-- start --

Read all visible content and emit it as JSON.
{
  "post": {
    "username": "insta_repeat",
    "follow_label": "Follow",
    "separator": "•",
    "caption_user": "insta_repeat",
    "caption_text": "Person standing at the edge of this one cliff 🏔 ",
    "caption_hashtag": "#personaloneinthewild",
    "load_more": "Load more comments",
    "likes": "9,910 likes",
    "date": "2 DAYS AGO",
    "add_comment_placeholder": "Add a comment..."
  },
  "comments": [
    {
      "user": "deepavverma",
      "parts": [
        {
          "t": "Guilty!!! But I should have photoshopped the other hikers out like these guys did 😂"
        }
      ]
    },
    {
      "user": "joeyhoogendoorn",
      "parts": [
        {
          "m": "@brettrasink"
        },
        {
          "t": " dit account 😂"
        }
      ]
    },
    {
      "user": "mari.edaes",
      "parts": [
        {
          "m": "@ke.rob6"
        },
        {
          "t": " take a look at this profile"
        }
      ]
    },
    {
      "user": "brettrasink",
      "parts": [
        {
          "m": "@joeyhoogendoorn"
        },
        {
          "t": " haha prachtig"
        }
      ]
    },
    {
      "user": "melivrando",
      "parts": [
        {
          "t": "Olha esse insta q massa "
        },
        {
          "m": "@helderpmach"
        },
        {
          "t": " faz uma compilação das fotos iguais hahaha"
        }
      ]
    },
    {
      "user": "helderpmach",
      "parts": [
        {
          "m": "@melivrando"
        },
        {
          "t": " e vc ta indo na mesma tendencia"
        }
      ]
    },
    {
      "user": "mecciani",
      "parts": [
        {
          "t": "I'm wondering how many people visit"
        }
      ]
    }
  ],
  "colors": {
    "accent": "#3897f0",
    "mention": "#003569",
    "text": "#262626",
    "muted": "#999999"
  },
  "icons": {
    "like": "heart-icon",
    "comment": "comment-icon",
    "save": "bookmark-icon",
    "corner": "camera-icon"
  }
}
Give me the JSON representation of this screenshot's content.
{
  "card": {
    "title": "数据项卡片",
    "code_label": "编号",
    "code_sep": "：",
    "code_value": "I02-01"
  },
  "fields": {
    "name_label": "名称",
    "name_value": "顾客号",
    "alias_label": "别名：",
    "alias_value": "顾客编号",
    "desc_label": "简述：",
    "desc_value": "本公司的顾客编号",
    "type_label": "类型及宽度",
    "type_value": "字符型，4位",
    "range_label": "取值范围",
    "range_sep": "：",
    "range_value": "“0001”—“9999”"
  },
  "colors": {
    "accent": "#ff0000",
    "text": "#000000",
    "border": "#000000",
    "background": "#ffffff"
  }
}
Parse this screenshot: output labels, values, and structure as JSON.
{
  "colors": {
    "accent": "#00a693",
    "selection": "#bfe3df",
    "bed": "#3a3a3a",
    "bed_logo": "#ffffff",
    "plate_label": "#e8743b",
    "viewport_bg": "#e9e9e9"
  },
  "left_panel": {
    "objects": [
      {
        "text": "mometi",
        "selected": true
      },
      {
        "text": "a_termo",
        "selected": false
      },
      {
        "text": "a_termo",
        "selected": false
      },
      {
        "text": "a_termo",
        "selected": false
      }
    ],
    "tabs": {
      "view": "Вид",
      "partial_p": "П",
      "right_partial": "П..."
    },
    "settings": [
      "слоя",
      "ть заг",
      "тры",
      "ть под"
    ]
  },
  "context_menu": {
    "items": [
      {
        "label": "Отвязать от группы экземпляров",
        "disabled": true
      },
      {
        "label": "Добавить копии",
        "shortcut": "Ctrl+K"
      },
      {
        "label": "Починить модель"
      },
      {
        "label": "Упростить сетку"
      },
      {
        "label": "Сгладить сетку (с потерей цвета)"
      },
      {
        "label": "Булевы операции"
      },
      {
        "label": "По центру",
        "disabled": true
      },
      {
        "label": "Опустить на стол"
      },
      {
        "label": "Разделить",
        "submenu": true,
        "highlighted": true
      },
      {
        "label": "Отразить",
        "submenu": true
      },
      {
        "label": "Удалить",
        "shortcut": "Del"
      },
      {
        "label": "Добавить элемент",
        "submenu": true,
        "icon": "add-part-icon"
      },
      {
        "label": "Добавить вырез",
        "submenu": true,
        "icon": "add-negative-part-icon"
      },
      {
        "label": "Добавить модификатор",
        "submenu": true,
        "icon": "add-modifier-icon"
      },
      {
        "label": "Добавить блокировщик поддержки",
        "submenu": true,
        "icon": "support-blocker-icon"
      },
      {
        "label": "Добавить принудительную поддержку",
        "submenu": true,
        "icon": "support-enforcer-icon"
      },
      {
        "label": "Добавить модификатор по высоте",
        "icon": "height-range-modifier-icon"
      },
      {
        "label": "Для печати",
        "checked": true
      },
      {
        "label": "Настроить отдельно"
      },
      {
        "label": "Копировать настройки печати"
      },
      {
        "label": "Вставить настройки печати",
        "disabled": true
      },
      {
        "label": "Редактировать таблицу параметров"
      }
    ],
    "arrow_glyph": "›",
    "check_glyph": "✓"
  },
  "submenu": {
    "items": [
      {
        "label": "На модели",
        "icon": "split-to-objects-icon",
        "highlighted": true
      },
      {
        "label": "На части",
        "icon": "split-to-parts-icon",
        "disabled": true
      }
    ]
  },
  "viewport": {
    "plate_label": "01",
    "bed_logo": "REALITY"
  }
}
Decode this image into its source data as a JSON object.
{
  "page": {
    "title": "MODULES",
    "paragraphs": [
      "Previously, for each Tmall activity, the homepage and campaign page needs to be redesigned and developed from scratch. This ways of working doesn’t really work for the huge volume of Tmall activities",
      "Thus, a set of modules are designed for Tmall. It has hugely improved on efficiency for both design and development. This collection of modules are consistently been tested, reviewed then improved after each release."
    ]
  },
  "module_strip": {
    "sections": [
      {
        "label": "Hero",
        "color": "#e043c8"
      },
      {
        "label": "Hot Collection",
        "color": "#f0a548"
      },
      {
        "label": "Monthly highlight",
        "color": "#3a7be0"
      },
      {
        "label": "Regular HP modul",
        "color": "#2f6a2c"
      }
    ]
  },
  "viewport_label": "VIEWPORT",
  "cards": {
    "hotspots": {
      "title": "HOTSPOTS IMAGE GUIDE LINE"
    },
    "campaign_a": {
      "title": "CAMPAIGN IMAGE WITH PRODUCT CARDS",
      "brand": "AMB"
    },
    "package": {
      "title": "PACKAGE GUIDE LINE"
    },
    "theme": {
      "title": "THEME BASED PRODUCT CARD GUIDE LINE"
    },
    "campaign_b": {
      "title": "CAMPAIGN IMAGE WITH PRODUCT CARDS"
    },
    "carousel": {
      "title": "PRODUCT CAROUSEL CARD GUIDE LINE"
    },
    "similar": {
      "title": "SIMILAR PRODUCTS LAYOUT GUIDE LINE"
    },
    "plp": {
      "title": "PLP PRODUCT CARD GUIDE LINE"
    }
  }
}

-- end --

[Short exercise] Give the records above again, word for word.

[Full answer]
Read all visible content and emit it as JSON.
{
  "post": {
    "username": "insta_repeat",
    "follow_label": "Follow",
    "separator": "•",
    "caption_user": "insta_repeat",
    "caption_text": "Person standing at the edge of this one cliff 🏔 ",
    "caption_hashtag": "#personaloneinthewild",
    "load_more": "Load more comments",
    "likes": "9,910 likes",
    "date": "2 DAYS AGO",
    "add_comment_placeholder": "Add a comment..."
  },
  "comments": [
    {
      "user": "deepavverma",
      "parts": [
        {
          "t": "Guilty!!! But I should have photoshopped the other hikers out like these guys did 😂"
        }
      ]
    },
    {
      "user": "joeyhoogendoorn",
      "parts": [
        {
          "m": "@brettrasink"
        },
        {
          "t": " dit account 😂"
        }
      ]
    },
    {
      "user": "mari.edaes",
      "parts": [
        {
          "m": "@ke.rob6"
        },
        {
          "t": " take a look at this profile"
        }
      ]
    },
    {
      "user": "brettrasink",
      "parts": [
        {
          "m": "@joeyhoogendoorn"
        },
        {
          "t": " haha prachtig"
        }
      ]
    },
    {
      "user": "melivrando",
      "parts": [
        {
          "t": "Olha esse insta q massa "
        },
        {
          "m": "@helderpmach"
        },
        {
          "t": " faz uma compilação das fotos iguais hahaha"
        }
      ]
    },
    {
      "user": "helderpmach",
      "parts": [
        {
          "m": "@melivrando"
        },
        {
          "t": " e vc ta indo na mesma tendencia"
        }
      ]
    },
    {
      "user": "mecciani",
      "parts": [
        {
          "t": "I'm wondering how many people visit"
        }
      ]
    }
  ],
  "colors": {
    "accent": "#3897f0",
    "mention": "#003569",
    "text": "#262626",
    "muted": "#999999"
  },
  "icons": {
    "like": "heart-icon",
    "comment": "comment-icon",
    "save": "bookmark-icon",
    "corner": "camera-icon"
  }
}
Give me the JSON representation of this screenshot's content.
{
  "card": {
    "title": "数据项卡片",
    "code_label": "编号",
    "code_sep": "：",
    "code_value": "I02-01"
  },
  "fields": {
    "name_label": "名称",
    "name_value": "顾客号",
    "alias_label": "别名：",
    "alias_value": "顾客编号",
    "desc_label": "简述：",
    "desc_value": "本公司的顾客编号",
    "type_label": "类型及宽度",
    "type_value": "字符型，4位",
    "range_label": "取值范围",
    "range_sep": "：",
    "range_value": "“0001”—“9999”"
  },
  "colors": {
    "accent": "#ff0000",
    "text": "#000000",
    "border": "#000000",
    "background": "#ffffff"
  }
}
Parse this screenshot: output labels, values, and structure as JSON.
{
  "colors": {
    "accent": "#00a693",
    "selection": "#bfe3df",
    "bed": "#3a3a3a",
    "bed_logo": "#ffffff",
    "plate_label": "#e8743b",
    "viewport_bg": "#e9e9e9"
  },
  "left_panel": {
    "objects": [
      {
        "text": "mometi",
        "selected": true
      },
      {
        "text": "a_termo",
        "selected": false
      },
      {
        "text": "a_termo",
        "selected": false
      },
      {
        "text": "a_termo",
        "selected": false
      }
    ],
    "tabs": {
      "view": "Вид",
      "partial_p": "П",
      "right_partial": "П..."
    },
    "settings": [
      "слоя",
      "ть заг",
      "тры",
      "ть под"
    ]
  },
  "context_menu": {
    "items": [
      {
        "label": "Отвязать от группы экземпляров",
        "disabled": true
      },
      {
        "label": "Добавить копии",
        "shortcut": "Ctrl+K"
      },
      {
        "label": "Починить модель"
      },
      {
        "label": "Упростить сетку"
      },
      {
        "label": "Сгладить сетку (с потерей цвета)"
      },
      {
        "label": "Булевы операции"
      },
      {
        "label": "По центру",
        "disabled": true
      },
      {
        "label": "Опустить на стол"
      },
      {
        "label": "Разделить",
        "submenu": true,
        "highlighted": true
      },
      {
        "label": "Отразить",
        "submenu": true
      },
      {
        "label": "Удалить",
        "shortcut": "Del"
      },
      {
        "label": "Добавить элемент",
        "submenu": true,
        "icon": "add-part-icon"
      },
      {
        "label": "Добавить вырез",
        "submenu": true,
        "icon": "add-negative-part-icon"
      },
      {
        "label": "Добавить модификатор",
        "submenu": true,
        "icon": "add-modifier-icon"
      },
      {
        "label": "Добавить блокировщик поддержки",
        "submenu": true,
        "icon": "support-blocker-icon"
      },
      {
        "label": "Добавить принудительную поддержку",
        "submenu": true,
        "icon": "support-enforcer-icon"
      },
      {
        "label": "Добавить модификатор по высоте",
        "icon": "height-range-modifier-icon"
      },
      {
        "label": "Для печати",
        "checked": true
      },
      {
        "label": "Настроить отдельно"
      },
      {
        "label": "Копировать настройки печати"
      },
      {
        "label": "Вставить настройки печати",
        "disabled": true
      },
      {
        "label": "Редактировать таблицу параметров"
      }
    ],
    "arrow_glyph": "›",
    "check_glyph": "✓"
  },
  "submenu": {
    "items": [
      {
        "label": "На модели",
        "icon": "split-to-objects-icon",
        "highlighted": true
      },
      {
        "label": "На части",
        "icon": "split-to-parts-icon",
        "disabled": true
      }
    ]
  },
  "viewport": {
    "plate_label": "01",
    "bed_logo": "REALITY"
  }
}
Decode this image into its source data as a JSON object.
{
  "page": {
    "title": "MODULES",
    "paragraphs": [
      "Previously, for each Tmall activity, the homepage and campaign page needs to be redesigned and developed from scratch. This ways of working doesn’t really work for the huge volume of Tmall activities",
      "Thus, a set of modules are designed for Tmall. It has hugely improved on efficiency for both design and development. This collection of modules are consistently been tested, reviewed then improved after each release."
    ]
  },
  "module_strip": {
    "sections": [
      {
        "label": "Hero",
        "color": "#e043c8"
      },
      {
        "label": "Hot Collection",
        "color": "#f0a548"
      },
      {
        "label": "Monthly highlight",
        "color": "#3a7be0"
      },
      {
        "label": "Regular HP modul",
        "color": "#2f6a2c"
      }
    ]
  },
  "viewport_label": "VIEWPORT",
  "cards": {
    "hotspots": {
      "title": "HOTSPOTS IMAGE GUIDE LINE"
    },
    "campaign_a": {
      "title": "CAMPAIGN IMAGE WITH PRODUCT CARDS",
      "brand": "AMB"
    },
    "package": {
      "title": "PACKAGE GUIDE LINE"
    },
    "theme": {
      "title": "THEME BASED PRODUCT CARD GUIDE LINE"
    },
    "campaign_b": {
      "title": "CAMPAIGN IMAGE WITH PRODUCT CARDS"
    },
    "carousel": {
      "title": "PRODUCT CAROUSEL CARD GUIDE LINE"
    },
    "similar": {
      "title": "SIMILAR PRODUCTS LAYOUT GUIDE LINE"
    },
    "plp": {
      "title": "PLP PRODUCT CARD GUIDE LINE"
    }
  }
}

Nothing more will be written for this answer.